For this exercise, copy out each line of the material below that includes "content".

— Begin —

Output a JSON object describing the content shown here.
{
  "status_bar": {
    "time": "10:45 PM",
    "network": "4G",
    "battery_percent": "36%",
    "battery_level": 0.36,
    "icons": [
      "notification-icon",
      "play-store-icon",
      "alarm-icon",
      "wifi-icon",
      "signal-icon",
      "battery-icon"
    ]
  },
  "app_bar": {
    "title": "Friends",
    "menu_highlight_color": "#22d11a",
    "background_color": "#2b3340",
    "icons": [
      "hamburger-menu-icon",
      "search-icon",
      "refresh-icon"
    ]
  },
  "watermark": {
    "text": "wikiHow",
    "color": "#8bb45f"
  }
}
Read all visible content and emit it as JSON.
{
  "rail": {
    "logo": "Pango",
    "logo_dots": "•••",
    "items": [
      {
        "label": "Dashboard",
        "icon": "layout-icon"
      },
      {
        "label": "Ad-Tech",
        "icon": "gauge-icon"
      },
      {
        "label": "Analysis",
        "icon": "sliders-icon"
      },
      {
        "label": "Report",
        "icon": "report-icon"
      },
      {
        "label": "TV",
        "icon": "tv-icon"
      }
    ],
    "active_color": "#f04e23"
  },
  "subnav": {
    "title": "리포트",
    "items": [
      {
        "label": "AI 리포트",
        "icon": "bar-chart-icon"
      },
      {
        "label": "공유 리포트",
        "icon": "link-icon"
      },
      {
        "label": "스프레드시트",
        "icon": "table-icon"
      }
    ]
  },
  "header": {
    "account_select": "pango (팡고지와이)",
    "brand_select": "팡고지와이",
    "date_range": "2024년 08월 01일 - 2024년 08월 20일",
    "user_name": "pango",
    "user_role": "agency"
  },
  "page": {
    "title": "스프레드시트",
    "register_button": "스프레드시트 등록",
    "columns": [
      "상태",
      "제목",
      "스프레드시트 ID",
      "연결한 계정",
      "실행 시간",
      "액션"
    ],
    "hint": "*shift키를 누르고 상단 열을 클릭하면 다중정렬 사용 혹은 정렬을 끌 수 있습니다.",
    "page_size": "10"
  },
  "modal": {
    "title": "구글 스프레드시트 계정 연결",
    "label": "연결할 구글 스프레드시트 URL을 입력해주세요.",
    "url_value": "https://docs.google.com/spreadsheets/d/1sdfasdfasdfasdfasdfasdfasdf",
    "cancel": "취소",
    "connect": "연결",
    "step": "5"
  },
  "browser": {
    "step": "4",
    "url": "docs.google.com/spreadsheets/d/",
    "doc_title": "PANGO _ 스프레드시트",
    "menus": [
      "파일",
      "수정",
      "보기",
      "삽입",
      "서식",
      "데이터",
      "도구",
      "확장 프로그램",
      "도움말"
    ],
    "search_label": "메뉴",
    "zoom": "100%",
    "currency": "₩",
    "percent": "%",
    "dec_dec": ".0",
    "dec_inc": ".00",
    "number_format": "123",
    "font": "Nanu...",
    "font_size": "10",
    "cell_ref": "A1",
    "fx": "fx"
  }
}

— End —

» **TASK OUTPUT**
Output a JSON object describing the content shown here.
Read all visible content and emit it as JSON.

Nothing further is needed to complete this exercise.